_GIVEN RECORDS_
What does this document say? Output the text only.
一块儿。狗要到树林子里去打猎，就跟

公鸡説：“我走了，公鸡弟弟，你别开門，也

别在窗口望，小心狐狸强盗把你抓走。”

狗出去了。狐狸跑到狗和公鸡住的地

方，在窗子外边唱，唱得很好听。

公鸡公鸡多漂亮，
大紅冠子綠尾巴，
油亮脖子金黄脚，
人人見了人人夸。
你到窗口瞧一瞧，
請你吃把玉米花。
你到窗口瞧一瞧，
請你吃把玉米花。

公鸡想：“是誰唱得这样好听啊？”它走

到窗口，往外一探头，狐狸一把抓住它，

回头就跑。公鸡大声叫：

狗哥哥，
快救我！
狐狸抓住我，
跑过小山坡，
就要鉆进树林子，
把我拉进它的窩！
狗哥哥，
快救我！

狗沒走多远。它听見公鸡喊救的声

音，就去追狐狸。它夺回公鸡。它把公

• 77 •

_WHAT IS REQUIRED_
Restate each record exactly as written.

_SOLUTION TO THE EXERCISE_
What does this document say? Output the text only.
一块儿。狗要到树林子里去打猎，就跟

公鸡説：“我走了，公鸡弟弟，你别开門，也

别在窗口望，小心狐狸强盗把你抓走。”

狗出去了。狐狸跑到狗和公鸡住的地

方，在窗子外边唱，唱得很好听。

公鸡公鸡多漂亮，
大紅冠子綠尾巴，
油亮脖子金黄脚，
人人見了人人夸。
你到窗口瞧一瞧，
請你吃把玉米花。
你到窗口瞧一瞧，
請你吃把玉米花。

公鸡想：“是誰唱得这样好听啊？”它走

到窗口，往外一探头，狐狸一把抓住它，

回头就跑。公鸡大声叫：

狗哥哥，
快救我！
狐狸抓住我，
跑过小山坡，
就要鉆进树林子，
把我拉进它的窩！
狗哥哥，
快救我！

狗沒走多远。它听見公鸡喊救的声

音，就去追狐狸。它夺回公鸡。它把公

• 77 •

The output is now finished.